What is needed
Looking through the listing, how many of its lines hold the word "petites"? Answer with only the number.

--------

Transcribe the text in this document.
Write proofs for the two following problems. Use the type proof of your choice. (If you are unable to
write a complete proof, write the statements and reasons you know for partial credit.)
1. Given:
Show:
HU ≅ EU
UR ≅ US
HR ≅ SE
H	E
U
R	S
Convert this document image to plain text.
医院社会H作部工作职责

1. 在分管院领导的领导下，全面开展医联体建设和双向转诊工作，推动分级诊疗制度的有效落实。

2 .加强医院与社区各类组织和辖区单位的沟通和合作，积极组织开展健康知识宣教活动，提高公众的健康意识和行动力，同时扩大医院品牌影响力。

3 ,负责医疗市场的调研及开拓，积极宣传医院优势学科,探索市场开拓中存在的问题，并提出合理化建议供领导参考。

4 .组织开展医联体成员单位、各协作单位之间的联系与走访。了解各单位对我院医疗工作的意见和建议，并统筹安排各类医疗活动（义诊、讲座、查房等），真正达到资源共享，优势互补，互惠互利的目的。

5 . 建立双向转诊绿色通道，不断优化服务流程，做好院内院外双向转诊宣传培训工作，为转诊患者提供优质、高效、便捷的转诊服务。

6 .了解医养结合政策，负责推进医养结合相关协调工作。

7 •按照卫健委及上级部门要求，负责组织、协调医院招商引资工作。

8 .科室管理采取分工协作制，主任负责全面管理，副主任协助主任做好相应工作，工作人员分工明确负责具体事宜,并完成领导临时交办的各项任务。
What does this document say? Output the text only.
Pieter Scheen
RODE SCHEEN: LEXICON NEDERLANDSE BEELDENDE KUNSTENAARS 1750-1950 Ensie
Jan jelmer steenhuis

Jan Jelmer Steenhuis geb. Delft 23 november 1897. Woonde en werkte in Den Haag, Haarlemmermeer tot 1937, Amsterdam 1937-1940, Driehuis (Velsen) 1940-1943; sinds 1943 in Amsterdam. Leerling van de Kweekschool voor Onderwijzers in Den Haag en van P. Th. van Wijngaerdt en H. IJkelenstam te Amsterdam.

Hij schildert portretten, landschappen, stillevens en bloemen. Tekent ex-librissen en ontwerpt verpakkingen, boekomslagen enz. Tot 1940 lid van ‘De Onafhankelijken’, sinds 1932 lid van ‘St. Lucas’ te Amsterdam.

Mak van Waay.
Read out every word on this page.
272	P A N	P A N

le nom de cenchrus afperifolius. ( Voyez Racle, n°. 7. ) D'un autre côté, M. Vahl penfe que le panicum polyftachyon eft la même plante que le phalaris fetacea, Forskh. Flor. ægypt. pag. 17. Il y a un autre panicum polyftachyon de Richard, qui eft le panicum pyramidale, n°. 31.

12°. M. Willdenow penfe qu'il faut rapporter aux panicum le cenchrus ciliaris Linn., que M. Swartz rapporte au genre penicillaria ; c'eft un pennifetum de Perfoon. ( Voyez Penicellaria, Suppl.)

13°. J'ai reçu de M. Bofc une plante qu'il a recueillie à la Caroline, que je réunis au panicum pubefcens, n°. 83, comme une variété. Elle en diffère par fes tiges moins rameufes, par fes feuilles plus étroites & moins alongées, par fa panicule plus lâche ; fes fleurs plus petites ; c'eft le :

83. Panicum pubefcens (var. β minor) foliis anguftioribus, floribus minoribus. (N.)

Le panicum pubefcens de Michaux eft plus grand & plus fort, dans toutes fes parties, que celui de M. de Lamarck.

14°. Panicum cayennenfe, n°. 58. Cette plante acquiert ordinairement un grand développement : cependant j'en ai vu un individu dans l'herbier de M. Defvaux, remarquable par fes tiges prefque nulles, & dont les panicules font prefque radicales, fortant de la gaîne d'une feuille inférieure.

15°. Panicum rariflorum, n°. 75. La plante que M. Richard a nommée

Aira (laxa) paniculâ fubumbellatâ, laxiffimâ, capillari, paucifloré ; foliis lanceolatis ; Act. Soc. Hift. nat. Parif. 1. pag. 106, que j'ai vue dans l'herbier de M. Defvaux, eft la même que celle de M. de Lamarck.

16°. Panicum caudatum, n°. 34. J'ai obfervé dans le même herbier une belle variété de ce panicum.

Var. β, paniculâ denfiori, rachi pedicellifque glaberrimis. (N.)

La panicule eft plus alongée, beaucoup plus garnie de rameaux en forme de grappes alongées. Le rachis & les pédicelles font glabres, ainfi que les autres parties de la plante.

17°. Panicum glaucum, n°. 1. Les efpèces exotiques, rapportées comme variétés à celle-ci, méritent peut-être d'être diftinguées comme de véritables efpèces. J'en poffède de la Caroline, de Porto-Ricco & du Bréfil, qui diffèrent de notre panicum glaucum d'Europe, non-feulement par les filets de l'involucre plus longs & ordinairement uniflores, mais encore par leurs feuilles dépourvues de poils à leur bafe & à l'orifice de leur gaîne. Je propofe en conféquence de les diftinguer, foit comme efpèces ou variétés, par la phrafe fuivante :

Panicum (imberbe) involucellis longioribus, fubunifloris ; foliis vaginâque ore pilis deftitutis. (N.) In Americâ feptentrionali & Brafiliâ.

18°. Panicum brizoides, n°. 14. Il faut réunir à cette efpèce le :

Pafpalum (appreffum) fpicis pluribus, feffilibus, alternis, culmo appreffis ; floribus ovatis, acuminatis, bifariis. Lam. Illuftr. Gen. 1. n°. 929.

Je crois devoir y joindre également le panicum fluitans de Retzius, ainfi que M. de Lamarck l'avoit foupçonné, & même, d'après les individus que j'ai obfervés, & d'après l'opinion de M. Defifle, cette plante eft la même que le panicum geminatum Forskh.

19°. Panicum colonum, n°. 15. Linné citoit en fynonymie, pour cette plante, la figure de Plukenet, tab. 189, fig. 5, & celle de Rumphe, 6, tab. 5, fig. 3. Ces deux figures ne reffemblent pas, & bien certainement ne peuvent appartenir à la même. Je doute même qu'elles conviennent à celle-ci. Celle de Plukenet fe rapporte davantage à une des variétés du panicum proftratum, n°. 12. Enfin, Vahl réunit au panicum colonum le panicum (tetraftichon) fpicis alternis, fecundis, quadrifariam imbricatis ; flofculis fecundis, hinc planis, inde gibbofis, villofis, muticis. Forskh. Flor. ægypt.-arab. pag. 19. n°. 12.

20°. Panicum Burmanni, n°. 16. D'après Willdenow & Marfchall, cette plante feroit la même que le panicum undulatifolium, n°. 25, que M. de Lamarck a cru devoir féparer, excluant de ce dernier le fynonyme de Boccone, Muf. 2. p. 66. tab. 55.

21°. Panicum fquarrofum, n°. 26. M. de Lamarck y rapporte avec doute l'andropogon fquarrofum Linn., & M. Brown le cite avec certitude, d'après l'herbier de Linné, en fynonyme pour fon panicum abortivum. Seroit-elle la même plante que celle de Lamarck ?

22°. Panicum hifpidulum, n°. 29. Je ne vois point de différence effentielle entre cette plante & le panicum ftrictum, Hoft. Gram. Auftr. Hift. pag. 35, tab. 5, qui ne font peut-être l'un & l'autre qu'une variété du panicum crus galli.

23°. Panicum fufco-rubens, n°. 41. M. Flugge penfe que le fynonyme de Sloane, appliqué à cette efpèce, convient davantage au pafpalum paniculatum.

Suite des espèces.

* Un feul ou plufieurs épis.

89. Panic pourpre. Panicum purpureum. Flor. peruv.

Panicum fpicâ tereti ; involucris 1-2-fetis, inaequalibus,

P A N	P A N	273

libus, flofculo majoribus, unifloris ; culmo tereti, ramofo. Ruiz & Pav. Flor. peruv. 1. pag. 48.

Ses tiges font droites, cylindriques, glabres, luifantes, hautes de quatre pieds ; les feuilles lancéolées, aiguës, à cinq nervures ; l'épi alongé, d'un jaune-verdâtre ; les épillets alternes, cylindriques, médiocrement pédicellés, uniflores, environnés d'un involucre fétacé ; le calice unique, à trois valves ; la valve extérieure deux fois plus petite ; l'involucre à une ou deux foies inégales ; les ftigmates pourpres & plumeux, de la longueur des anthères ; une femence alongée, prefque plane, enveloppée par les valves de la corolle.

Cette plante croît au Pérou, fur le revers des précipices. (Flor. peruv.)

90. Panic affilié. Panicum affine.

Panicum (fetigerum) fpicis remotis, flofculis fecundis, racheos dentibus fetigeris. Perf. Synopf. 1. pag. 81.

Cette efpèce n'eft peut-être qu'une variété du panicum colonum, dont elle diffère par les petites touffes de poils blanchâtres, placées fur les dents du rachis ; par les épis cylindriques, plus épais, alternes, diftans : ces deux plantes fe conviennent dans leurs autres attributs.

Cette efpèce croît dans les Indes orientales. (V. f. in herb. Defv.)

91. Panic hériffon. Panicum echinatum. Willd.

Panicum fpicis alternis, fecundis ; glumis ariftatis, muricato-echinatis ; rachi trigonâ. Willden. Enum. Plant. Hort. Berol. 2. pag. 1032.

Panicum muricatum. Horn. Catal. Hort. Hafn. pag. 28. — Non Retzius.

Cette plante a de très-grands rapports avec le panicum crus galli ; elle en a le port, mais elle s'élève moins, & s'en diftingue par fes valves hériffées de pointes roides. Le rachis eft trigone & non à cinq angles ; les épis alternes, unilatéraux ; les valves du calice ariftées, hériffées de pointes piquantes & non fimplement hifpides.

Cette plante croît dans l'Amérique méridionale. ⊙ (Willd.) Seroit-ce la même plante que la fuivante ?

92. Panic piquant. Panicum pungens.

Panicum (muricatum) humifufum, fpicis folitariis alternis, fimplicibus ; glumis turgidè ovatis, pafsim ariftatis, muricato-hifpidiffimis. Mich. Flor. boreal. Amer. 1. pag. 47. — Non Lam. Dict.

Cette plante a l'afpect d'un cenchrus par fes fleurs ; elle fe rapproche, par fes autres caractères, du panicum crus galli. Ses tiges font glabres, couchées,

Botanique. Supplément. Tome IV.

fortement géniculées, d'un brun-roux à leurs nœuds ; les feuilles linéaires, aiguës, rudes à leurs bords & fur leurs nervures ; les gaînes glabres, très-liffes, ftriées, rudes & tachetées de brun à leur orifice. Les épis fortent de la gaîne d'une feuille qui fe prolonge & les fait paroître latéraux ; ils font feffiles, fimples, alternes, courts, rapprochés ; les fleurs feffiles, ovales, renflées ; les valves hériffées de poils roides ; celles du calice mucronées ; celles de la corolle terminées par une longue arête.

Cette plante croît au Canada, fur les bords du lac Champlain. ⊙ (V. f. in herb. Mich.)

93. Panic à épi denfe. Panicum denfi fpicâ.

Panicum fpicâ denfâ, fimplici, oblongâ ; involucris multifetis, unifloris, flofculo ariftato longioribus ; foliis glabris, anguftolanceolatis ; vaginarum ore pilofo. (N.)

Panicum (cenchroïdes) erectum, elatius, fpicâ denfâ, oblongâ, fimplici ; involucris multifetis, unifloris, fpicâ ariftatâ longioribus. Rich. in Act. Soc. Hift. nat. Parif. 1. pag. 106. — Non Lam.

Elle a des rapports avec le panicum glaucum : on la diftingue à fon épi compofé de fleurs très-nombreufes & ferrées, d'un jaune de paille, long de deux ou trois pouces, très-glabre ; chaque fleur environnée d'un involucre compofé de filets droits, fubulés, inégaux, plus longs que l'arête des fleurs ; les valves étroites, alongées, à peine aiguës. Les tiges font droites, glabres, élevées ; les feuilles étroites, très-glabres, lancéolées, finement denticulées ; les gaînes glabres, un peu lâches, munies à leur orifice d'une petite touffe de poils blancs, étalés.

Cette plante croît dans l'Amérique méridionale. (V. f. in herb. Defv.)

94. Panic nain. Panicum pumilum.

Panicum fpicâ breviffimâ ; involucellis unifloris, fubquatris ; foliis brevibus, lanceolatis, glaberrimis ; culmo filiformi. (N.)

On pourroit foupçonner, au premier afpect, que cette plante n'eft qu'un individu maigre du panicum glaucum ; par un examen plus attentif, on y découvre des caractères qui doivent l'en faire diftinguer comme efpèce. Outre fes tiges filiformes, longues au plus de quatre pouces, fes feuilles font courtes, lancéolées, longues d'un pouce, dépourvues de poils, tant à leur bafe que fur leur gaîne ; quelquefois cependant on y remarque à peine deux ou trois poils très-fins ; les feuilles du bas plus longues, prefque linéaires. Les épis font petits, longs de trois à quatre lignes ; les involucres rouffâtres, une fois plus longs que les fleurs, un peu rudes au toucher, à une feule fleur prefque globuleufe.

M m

--------

Response to the exercise
2